**REQUIRED WORK**:
Locate all lines with the word "count" and copy them out.

**RAW RECORDS**:

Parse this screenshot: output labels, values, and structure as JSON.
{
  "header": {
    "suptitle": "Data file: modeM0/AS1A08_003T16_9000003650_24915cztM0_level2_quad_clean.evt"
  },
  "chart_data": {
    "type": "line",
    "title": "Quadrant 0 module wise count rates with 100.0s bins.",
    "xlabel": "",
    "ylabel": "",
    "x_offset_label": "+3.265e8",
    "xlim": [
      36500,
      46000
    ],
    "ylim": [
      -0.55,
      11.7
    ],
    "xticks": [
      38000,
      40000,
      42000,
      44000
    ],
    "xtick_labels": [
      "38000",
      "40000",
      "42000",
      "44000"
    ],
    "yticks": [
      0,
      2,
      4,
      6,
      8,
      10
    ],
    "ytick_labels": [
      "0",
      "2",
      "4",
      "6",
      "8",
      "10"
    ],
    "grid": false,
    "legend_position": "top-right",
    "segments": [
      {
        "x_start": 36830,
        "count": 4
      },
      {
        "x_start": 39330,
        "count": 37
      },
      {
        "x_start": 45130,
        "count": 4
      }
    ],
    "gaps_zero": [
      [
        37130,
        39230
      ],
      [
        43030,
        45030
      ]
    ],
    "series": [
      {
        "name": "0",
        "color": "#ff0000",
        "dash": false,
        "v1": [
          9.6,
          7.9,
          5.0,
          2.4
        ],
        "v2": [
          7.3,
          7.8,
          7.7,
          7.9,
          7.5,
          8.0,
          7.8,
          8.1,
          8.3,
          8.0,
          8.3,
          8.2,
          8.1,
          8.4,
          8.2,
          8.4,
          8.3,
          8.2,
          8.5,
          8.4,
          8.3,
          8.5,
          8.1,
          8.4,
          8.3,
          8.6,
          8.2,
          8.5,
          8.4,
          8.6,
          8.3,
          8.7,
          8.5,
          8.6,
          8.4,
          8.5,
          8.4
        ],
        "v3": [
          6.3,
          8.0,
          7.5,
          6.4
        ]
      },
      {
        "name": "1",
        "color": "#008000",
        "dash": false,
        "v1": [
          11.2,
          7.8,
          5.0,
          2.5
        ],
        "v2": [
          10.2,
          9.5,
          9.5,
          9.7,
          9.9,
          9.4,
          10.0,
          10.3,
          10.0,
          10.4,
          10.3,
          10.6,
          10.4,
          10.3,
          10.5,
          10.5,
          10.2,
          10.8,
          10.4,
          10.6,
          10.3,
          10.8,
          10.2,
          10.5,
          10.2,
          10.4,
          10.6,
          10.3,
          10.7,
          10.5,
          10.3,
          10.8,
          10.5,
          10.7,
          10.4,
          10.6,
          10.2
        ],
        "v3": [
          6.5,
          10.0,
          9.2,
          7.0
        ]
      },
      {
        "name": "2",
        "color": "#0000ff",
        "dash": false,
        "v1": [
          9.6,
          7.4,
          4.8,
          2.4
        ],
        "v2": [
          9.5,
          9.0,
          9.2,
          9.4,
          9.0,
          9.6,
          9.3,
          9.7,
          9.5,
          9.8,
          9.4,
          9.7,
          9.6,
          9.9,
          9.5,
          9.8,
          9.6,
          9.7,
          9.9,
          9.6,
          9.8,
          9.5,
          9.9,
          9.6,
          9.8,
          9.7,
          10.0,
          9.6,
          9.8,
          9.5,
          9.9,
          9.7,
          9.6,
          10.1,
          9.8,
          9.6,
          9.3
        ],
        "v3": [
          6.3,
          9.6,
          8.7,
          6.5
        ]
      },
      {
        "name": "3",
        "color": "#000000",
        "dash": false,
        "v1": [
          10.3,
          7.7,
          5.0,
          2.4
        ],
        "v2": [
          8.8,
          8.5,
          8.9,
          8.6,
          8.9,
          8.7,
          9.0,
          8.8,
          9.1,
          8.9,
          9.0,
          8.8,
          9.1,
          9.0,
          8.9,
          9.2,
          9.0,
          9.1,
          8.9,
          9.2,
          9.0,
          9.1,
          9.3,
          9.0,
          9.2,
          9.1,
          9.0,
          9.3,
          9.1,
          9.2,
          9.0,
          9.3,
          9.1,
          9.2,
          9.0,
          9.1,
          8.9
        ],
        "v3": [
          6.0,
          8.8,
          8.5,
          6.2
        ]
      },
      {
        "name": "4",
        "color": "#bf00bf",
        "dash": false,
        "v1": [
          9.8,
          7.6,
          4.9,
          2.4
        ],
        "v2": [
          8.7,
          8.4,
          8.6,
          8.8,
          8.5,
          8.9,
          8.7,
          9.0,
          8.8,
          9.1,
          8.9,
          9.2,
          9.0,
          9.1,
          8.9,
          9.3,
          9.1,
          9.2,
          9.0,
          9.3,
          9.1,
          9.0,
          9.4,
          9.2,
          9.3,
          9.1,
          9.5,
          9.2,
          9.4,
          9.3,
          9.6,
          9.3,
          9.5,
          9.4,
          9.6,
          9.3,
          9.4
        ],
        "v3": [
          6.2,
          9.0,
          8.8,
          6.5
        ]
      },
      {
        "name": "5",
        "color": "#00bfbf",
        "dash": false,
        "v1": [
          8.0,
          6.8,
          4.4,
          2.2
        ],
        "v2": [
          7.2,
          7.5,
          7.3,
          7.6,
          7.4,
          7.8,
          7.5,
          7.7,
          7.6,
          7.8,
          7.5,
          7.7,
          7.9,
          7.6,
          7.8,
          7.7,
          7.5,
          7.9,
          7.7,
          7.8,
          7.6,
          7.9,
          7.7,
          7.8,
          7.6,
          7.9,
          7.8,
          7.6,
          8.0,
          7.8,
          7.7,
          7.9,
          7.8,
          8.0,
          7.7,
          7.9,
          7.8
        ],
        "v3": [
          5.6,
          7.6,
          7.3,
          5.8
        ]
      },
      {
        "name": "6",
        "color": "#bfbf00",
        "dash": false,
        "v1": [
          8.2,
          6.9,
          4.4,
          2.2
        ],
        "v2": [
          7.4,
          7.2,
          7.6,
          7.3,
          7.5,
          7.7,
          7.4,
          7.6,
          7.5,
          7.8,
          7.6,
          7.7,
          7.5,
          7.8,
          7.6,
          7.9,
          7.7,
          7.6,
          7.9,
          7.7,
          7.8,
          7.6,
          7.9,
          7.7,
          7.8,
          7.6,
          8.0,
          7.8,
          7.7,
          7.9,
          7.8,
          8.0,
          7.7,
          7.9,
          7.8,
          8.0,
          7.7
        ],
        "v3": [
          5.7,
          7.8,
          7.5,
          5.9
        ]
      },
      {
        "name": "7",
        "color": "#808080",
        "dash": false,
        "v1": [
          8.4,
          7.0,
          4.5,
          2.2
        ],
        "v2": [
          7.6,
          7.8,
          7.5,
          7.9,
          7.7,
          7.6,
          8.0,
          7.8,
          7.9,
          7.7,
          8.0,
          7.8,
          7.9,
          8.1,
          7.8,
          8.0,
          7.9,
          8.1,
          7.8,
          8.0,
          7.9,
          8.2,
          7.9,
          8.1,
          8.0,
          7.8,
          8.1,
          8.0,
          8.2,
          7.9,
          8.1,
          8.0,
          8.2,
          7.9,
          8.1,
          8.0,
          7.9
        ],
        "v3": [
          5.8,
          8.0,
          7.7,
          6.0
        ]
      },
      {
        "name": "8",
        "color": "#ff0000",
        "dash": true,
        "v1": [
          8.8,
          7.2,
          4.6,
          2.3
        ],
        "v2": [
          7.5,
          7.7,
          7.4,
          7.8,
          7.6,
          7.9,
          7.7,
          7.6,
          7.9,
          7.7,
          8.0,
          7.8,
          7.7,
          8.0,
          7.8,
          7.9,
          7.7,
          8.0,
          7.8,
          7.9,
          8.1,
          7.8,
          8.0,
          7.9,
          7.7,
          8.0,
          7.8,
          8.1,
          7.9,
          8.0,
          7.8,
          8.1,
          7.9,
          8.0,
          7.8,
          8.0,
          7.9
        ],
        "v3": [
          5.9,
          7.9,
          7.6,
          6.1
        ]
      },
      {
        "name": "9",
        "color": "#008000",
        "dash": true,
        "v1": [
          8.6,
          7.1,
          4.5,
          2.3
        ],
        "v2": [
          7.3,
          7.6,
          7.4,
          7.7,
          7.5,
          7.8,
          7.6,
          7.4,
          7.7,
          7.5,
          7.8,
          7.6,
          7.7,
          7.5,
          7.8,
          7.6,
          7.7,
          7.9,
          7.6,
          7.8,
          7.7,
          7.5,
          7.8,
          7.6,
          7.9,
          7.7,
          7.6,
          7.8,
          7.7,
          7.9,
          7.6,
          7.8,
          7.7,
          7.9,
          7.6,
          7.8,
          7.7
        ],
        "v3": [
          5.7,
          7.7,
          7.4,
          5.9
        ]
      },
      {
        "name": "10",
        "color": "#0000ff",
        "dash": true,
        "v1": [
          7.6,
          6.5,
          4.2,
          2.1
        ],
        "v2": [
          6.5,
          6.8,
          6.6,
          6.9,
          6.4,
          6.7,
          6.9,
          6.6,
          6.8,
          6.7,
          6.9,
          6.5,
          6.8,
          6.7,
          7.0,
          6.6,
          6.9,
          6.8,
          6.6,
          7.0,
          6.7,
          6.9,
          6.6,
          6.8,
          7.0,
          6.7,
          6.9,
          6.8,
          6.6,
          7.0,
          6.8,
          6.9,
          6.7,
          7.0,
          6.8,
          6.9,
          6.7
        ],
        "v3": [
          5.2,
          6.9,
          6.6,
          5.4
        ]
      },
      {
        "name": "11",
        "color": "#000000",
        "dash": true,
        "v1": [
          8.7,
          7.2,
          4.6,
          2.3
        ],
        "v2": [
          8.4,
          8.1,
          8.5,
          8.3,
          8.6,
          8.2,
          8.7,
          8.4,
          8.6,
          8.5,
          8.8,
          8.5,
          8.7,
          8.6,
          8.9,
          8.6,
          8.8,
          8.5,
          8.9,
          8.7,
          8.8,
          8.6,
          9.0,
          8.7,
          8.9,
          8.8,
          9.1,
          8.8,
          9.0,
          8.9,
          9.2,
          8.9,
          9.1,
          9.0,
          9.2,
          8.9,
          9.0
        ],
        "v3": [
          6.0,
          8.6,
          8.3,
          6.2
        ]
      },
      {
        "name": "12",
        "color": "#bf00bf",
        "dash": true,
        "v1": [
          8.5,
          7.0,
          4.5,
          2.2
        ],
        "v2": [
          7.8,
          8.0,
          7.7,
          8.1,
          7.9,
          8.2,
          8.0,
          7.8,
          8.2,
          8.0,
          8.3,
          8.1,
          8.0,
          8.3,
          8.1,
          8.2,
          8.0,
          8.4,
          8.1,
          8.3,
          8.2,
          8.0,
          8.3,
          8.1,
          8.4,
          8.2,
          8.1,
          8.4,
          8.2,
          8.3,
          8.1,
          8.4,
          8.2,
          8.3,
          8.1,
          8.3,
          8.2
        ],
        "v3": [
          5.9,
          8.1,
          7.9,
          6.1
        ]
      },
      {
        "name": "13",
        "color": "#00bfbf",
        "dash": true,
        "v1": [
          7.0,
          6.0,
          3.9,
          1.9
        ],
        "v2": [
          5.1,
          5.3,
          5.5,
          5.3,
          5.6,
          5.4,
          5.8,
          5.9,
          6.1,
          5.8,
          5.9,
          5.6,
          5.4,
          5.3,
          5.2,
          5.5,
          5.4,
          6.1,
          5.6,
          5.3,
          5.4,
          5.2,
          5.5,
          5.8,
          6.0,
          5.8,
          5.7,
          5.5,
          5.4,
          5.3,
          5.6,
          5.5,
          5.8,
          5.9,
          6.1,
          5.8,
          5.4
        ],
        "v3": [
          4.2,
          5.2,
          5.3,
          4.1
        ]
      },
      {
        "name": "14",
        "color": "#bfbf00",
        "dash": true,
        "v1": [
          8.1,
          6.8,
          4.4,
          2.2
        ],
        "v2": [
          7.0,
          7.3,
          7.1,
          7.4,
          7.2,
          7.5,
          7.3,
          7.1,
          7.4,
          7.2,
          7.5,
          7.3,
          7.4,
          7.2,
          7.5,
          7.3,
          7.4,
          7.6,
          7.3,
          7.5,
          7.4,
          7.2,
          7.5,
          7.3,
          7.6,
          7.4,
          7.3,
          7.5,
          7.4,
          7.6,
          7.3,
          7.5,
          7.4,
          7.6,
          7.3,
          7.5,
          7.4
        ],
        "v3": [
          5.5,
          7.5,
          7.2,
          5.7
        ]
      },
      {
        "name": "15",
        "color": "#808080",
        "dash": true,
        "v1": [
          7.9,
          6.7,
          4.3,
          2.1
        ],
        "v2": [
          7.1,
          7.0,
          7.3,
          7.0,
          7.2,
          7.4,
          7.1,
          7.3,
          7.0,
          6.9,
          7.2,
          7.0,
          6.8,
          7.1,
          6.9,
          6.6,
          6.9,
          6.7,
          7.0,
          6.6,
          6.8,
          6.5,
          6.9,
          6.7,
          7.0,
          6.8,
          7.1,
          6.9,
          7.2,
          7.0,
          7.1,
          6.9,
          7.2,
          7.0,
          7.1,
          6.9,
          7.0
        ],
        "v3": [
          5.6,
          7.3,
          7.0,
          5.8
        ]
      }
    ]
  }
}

**RESPONSE BELOW**:
    "title": "Quadrant 0 module wise count rates with 100.0s bins.",
        "count": 4
        "count": 37
        "count": 4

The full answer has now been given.